THE REQUEST » Please pull out every line that includes the string "клин".

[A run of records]
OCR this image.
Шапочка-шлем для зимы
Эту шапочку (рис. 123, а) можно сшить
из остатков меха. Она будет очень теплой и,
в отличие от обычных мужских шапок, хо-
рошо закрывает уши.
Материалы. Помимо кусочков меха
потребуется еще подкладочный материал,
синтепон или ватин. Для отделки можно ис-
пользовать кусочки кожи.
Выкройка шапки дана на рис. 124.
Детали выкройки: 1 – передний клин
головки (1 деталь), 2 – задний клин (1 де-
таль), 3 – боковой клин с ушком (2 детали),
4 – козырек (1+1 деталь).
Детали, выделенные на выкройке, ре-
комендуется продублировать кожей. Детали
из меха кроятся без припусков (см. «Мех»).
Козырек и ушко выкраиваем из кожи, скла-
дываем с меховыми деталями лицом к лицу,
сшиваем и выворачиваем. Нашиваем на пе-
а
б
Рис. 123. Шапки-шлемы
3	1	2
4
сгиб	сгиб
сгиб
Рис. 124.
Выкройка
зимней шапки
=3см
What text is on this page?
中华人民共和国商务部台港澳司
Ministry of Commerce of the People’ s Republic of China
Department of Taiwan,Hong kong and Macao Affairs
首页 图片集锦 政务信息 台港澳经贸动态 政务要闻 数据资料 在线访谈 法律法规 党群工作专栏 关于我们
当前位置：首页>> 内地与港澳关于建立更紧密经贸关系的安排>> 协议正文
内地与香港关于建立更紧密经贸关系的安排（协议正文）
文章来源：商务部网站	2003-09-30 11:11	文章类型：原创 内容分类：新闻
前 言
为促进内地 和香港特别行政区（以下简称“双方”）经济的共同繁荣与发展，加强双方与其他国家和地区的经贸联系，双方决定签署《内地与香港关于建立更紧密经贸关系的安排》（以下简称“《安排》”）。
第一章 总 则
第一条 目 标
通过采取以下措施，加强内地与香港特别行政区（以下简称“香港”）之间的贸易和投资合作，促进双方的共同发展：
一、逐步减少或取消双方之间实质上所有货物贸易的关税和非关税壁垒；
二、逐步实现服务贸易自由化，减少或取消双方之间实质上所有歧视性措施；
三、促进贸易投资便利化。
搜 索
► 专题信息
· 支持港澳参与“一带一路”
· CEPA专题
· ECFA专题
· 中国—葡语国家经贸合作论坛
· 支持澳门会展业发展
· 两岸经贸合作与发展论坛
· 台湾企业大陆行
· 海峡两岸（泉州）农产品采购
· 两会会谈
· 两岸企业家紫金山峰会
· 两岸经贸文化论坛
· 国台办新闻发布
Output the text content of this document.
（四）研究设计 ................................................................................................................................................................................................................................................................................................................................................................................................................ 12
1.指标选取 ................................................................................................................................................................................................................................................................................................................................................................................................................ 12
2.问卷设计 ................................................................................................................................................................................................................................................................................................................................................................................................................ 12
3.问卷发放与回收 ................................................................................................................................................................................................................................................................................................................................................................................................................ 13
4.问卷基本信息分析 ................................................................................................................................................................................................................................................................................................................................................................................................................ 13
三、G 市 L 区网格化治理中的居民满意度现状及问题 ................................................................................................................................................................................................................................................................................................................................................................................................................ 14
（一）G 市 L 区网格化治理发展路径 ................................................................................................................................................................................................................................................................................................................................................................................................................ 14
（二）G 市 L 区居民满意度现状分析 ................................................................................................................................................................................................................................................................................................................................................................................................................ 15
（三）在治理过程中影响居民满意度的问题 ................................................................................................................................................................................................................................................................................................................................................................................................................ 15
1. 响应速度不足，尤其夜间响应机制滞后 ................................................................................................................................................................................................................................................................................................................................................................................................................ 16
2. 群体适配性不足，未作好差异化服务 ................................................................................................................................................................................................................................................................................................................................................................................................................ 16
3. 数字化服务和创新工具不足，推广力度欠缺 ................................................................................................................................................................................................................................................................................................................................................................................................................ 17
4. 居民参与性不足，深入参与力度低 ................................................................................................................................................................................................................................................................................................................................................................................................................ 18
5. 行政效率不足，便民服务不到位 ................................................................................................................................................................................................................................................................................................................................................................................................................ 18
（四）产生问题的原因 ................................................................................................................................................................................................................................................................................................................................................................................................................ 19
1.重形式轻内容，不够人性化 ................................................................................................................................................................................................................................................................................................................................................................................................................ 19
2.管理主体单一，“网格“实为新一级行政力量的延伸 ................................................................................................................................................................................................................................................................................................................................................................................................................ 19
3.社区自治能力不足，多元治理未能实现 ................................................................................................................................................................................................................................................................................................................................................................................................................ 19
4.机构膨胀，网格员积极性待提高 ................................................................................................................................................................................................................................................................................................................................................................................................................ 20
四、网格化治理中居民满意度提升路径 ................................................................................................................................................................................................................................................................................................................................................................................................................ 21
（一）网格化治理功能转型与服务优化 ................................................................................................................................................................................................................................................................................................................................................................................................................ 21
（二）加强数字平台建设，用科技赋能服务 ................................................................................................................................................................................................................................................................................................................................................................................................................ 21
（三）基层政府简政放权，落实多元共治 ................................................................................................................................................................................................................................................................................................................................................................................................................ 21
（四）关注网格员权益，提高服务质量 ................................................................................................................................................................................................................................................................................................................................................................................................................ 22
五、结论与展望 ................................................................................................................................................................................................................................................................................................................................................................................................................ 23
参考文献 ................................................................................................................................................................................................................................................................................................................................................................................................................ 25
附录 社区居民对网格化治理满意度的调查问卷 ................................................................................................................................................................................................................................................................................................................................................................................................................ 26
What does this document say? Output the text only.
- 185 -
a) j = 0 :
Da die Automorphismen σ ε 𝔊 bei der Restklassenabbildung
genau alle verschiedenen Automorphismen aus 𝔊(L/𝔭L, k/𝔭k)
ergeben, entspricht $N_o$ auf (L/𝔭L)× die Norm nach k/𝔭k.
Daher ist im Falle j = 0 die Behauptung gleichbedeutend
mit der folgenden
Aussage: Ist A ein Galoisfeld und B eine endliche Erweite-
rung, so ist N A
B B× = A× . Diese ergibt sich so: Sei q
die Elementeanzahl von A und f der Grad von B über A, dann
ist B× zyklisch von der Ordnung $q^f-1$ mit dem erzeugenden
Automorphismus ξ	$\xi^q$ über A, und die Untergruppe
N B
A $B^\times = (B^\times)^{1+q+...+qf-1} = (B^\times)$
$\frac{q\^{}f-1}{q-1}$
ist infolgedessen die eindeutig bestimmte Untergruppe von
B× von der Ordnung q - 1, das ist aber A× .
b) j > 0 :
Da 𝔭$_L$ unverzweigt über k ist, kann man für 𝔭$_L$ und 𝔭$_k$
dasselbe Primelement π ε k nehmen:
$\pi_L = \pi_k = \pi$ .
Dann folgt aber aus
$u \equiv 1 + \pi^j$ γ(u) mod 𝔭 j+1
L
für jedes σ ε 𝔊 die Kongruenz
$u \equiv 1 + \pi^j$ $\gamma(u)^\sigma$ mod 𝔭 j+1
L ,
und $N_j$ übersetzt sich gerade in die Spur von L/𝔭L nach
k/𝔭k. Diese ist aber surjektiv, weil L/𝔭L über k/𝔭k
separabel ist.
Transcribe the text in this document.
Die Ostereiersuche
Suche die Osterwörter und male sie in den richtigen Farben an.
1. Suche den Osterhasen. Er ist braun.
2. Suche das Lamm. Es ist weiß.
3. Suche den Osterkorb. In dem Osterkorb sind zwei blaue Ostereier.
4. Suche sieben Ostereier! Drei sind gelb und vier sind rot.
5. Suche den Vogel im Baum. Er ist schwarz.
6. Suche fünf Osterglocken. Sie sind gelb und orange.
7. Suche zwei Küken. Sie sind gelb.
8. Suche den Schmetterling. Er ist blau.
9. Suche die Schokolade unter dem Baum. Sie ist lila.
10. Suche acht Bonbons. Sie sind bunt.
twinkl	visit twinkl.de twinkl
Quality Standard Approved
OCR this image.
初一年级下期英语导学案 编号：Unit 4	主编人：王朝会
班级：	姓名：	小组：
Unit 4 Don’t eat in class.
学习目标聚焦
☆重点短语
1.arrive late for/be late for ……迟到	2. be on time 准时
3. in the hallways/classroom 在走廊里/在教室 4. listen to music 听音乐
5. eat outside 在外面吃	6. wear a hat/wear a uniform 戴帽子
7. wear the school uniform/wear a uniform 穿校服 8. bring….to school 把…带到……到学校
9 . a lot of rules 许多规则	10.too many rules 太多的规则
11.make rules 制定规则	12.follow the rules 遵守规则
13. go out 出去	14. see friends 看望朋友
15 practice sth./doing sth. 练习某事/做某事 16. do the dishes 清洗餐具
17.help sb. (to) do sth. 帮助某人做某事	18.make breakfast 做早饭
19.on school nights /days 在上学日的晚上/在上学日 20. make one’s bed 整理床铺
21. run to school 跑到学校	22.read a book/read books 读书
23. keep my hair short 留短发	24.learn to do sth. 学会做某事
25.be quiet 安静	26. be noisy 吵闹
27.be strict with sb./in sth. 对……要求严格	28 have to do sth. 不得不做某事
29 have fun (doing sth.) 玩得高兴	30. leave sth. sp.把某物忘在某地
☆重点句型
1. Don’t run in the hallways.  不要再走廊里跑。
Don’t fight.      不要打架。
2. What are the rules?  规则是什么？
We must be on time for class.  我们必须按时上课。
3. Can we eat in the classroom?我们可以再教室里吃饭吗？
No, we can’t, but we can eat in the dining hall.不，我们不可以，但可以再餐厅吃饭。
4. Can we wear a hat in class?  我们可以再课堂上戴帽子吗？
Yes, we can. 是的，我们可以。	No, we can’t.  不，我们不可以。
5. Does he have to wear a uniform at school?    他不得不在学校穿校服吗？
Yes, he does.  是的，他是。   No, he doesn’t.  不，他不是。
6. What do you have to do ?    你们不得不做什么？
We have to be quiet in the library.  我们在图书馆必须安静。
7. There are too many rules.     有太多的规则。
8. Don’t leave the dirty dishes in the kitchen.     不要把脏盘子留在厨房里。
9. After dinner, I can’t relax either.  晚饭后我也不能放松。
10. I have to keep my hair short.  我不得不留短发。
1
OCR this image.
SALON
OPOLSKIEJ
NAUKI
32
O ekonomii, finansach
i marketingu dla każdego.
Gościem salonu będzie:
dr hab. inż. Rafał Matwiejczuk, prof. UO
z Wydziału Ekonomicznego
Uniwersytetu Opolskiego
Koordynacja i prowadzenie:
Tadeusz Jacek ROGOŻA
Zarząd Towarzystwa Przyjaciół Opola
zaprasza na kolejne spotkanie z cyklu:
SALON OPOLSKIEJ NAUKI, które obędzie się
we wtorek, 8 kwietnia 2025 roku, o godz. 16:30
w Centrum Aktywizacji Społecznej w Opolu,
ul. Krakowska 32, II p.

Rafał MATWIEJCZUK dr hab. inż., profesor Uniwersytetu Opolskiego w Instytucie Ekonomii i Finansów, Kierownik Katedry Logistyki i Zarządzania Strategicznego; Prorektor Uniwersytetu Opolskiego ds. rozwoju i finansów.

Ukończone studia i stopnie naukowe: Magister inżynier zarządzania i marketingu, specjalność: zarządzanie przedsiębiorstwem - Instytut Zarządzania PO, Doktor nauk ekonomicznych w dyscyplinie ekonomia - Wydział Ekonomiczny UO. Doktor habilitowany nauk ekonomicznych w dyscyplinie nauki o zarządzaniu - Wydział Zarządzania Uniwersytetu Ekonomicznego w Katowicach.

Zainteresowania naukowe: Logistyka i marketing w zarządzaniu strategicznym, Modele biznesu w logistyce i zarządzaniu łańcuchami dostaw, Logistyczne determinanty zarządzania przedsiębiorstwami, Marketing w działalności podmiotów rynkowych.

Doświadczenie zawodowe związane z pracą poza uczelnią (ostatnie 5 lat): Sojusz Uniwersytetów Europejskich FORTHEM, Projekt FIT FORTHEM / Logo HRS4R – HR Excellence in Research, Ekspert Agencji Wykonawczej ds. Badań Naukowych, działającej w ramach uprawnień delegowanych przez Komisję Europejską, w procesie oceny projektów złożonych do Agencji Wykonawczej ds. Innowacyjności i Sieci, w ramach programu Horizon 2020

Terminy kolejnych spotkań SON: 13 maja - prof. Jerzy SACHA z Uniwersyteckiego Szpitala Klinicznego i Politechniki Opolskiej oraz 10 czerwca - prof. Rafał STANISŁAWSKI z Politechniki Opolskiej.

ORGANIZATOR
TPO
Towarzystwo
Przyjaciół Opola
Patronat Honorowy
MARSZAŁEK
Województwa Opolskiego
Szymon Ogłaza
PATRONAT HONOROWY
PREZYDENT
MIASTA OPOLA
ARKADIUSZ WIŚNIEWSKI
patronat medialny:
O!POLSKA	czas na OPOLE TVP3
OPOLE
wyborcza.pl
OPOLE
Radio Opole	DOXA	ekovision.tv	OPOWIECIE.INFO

ANSWER TO THIS PROBLEM »
Детали выкройки: 1 – передний клин
головки (1 деталь), 2 – задний клин (1 де-
таль), 3 – боковой клин с ушком (2 детали),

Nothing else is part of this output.